▸ **Exercise objective**
Look through the records that follow. Copy every line containing the word "name".

Figure data in JSON:
......
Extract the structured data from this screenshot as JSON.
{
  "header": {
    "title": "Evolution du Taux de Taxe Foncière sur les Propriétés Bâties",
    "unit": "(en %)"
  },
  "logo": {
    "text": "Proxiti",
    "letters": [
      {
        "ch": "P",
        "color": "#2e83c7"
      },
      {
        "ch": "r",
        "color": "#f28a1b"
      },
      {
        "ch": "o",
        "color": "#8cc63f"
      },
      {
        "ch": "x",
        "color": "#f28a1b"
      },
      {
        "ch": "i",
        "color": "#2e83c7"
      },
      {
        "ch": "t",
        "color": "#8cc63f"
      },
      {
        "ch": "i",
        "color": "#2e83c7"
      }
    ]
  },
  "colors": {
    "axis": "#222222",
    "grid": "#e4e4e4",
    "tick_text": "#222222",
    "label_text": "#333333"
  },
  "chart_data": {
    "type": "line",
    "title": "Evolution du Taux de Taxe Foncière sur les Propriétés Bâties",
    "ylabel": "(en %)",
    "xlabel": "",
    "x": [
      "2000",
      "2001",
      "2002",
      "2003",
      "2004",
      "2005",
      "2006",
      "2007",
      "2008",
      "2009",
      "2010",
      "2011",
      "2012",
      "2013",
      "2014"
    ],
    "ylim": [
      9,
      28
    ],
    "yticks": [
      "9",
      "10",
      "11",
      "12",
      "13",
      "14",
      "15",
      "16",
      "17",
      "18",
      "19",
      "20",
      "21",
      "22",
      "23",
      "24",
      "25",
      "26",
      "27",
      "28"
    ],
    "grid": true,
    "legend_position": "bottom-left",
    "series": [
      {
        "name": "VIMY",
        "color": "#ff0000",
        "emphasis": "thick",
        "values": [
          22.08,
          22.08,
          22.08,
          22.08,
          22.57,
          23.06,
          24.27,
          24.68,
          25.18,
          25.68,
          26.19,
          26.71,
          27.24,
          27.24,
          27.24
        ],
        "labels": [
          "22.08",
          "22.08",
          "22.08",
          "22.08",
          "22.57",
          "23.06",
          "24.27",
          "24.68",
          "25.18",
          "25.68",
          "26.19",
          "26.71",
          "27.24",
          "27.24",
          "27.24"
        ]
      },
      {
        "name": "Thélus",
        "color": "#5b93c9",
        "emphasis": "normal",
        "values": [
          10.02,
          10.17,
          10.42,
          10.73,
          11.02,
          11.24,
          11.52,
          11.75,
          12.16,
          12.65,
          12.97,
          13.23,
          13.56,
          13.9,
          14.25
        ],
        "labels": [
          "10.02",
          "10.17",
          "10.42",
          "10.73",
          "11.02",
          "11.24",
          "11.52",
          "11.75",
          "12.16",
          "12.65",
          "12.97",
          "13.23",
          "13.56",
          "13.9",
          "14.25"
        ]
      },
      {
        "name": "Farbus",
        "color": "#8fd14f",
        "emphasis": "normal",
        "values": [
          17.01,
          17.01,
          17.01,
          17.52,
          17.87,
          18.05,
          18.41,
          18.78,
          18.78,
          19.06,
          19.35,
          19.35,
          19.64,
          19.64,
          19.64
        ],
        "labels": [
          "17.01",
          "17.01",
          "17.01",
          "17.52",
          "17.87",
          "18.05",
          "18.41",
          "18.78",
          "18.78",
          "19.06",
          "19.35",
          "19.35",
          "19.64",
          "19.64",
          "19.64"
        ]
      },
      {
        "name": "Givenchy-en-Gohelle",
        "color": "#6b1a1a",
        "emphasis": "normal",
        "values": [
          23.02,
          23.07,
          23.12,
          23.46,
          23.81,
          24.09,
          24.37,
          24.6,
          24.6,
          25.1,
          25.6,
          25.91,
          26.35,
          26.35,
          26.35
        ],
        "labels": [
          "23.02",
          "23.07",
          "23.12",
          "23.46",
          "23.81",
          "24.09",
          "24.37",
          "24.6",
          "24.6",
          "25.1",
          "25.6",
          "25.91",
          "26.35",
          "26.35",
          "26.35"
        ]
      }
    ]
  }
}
......
▸ **Full output**
        "name": "VIMY",
        "name": "Thélus",
        "name": "Farbus",
        "name": "Givenchy-en-Gohelle",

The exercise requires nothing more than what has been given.